§ **Exercise**:
Which lines in the records below contain the word "icon"? Copy each of them.

§ **Material provided**:

━━━━━━━━━━━━━━━━━━━━━━━━━━━━━━

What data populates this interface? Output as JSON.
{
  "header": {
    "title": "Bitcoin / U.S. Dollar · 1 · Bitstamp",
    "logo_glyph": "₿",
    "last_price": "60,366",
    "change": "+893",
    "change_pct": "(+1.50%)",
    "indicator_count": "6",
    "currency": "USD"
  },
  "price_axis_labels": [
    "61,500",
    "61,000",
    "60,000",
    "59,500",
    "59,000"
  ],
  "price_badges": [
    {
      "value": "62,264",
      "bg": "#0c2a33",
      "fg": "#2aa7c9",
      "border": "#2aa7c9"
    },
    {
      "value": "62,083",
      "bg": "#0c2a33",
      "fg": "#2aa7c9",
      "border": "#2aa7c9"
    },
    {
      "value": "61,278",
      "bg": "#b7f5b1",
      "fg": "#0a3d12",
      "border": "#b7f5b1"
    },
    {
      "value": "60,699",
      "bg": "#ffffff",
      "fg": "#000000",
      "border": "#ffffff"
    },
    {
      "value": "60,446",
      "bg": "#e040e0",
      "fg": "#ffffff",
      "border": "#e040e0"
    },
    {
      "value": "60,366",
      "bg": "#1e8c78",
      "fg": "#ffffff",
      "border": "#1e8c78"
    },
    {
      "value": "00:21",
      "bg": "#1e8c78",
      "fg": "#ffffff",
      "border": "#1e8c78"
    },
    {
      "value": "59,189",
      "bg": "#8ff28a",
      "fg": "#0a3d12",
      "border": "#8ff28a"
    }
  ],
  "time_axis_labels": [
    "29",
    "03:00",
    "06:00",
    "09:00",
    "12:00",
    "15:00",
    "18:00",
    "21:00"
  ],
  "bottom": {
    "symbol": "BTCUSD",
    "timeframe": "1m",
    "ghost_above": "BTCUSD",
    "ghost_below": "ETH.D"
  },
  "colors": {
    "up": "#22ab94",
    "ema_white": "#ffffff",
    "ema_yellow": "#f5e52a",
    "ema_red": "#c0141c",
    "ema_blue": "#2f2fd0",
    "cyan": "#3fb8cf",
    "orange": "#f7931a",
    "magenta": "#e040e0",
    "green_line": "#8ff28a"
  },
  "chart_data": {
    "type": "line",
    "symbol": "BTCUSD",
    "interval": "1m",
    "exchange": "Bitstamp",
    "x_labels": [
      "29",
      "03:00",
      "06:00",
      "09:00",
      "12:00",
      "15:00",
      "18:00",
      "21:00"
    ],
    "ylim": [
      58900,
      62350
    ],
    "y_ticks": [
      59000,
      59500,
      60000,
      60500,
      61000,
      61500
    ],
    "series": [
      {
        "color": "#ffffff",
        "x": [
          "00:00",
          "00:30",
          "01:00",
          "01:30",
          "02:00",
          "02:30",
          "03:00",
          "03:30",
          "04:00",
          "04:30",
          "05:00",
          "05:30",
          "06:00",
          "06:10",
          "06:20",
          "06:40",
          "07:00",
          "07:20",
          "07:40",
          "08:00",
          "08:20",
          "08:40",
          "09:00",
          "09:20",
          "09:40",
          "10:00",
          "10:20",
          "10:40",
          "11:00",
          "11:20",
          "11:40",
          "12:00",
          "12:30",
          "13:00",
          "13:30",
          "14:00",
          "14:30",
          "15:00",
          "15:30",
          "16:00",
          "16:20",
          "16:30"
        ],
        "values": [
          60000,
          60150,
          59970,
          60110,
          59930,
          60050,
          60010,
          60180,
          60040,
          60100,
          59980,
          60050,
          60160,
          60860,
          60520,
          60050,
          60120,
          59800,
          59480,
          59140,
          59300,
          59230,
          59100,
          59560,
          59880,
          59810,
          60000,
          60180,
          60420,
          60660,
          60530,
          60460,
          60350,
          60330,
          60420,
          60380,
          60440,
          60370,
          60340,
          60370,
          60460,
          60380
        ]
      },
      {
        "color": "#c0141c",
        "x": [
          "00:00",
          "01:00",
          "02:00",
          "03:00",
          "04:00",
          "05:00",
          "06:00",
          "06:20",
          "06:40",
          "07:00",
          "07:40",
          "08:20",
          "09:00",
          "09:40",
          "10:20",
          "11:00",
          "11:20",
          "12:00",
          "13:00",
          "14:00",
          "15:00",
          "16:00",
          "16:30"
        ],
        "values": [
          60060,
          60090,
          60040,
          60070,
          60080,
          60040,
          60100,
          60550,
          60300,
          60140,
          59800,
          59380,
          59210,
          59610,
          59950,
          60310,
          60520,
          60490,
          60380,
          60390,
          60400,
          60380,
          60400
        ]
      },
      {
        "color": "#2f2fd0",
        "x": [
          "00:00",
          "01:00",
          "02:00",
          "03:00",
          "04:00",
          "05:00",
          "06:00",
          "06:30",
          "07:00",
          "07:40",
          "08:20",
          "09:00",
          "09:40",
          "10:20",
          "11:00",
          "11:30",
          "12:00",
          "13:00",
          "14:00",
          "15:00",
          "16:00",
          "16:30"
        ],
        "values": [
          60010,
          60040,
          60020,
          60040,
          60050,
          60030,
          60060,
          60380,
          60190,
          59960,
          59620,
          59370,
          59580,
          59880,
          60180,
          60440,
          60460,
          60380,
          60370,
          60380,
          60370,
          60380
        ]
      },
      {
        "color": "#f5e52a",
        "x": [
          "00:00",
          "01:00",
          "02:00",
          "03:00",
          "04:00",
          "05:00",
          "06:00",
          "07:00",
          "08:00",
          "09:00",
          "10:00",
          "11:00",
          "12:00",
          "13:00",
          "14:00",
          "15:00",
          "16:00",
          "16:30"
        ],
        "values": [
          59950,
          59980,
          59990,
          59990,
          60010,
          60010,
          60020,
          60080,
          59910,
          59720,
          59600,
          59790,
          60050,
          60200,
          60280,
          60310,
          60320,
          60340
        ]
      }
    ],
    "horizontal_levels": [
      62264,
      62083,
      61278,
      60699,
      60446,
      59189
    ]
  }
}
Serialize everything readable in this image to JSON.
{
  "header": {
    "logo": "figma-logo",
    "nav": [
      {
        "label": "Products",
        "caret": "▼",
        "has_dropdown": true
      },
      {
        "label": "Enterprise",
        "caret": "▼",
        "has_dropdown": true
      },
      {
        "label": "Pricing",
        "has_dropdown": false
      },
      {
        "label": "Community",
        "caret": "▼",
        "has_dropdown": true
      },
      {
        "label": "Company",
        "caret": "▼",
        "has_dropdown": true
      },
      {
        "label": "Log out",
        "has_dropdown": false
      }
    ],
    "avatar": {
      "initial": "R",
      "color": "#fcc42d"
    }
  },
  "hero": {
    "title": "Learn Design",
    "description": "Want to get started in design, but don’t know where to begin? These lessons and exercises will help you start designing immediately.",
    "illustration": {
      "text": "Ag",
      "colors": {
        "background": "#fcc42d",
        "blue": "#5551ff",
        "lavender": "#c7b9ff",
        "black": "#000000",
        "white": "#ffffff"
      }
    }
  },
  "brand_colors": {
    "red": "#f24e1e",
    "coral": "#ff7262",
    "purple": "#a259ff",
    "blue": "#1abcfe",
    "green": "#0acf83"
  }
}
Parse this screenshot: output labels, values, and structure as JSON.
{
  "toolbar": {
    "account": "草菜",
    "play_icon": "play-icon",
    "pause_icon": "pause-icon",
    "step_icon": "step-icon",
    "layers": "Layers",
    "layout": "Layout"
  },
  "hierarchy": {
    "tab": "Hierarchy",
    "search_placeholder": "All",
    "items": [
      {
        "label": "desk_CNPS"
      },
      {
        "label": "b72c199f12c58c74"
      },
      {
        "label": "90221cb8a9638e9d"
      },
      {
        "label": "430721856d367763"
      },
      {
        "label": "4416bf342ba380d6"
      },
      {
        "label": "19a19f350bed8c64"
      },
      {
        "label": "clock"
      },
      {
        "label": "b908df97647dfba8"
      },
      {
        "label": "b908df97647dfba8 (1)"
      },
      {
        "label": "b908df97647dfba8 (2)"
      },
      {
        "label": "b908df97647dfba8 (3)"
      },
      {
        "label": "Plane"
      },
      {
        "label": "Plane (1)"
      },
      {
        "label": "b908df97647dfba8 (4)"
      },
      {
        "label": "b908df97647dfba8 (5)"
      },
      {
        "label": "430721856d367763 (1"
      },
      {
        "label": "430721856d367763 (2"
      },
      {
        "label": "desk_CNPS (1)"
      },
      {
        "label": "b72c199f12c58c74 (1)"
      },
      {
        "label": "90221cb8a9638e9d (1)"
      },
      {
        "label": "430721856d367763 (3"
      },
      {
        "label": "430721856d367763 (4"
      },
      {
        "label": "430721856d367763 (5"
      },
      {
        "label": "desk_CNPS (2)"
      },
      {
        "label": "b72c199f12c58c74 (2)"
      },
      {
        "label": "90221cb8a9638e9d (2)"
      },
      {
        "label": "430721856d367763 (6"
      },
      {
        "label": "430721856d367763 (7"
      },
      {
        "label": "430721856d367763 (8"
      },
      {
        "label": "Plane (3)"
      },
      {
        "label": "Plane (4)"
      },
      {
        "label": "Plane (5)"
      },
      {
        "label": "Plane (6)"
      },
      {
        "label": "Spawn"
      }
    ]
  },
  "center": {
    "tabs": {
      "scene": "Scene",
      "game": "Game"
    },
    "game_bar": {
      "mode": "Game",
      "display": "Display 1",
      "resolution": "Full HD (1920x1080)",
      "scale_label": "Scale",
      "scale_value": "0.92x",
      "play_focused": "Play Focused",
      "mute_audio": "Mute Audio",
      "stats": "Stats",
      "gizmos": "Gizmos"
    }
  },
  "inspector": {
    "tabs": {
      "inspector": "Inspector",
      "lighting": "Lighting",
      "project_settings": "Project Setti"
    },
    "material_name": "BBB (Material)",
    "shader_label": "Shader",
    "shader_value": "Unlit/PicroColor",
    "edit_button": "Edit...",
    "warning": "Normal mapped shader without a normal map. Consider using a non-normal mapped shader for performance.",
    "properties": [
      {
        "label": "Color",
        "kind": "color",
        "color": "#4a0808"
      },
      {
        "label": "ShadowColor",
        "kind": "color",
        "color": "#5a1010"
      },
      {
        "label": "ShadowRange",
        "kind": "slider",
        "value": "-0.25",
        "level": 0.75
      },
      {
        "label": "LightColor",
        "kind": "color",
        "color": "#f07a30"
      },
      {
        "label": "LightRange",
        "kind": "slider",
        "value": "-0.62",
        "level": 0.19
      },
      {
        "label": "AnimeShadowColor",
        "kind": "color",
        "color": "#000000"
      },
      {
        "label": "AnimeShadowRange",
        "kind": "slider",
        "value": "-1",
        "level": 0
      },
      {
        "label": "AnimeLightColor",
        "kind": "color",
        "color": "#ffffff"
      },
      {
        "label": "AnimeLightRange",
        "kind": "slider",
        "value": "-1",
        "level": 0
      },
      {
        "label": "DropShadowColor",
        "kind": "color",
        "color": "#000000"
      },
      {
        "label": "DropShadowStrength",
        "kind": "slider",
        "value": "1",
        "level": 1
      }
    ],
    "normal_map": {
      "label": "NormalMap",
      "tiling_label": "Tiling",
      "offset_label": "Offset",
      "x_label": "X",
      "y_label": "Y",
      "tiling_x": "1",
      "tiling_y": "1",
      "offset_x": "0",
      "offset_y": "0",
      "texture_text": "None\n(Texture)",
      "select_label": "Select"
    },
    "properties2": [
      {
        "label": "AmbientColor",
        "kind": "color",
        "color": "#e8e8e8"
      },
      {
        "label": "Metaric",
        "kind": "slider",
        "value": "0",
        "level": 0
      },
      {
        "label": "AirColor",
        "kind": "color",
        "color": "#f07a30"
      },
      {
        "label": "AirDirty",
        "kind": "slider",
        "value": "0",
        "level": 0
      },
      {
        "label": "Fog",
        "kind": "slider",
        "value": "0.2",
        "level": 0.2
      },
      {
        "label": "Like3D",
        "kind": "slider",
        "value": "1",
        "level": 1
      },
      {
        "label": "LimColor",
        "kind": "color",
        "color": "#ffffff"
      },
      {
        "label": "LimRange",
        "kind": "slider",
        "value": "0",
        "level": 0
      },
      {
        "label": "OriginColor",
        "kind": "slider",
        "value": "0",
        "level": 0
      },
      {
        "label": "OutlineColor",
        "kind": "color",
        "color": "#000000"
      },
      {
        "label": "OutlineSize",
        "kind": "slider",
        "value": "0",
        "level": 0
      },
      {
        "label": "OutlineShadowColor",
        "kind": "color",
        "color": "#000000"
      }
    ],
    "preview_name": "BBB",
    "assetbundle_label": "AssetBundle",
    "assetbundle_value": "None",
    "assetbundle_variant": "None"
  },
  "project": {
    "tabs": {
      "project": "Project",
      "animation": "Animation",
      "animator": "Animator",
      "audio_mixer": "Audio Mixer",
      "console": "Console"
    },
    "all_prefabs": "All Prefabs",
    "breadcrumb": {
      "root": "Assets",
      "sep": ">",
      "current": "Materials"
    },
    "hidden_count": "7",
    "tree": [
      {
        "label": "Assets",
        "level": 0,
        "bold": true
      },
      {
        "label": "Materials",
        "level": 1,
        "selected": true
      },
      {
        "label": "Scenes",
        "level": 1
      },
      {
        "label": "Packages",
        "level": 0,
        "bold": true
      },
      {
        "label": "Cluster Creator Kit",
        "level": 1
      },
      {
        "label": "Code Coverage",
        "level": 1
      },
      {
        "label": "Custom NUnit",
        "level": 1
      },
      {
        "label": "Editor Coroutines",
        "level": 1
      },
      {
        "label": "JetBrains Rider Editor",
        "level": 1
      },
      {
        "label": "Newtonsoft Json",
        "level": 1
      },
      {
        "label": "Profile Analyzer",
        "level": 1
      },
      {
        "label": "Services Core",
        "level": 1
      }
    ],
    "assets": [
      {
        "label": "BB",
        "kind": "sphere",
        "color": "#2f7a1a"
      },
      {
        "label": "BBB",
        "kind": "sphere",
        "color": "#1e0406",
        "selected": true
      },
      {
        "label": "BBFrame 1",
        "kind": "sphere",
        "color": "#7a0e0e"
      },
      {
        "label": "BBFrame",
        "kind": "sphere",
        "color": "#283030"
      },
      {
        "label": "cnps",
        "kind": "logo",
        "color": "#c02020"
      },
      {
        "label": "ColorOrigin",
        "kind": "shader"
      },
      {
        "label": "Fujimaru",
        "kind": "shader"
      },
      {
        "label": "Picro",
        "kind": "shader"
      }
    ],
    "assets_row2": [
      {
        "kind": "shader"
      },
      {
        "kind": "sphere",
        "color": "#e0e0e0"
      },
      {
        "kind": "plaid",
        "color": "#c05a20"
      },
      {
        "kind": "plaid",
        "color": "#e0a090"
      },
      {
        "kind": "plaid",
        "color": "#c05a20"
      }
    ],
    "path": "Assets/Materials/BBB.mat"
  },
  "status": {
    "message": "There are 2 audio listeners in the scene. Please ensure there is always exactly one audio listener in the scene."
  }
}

━━━━━━━━━━━━━━━━━━━━━━━━━━━━━━

§ **Result for this task**:
    "play_icon": "play-icon",
    "pause_icon": "pause-icon",
    "step_icon": "step-icon",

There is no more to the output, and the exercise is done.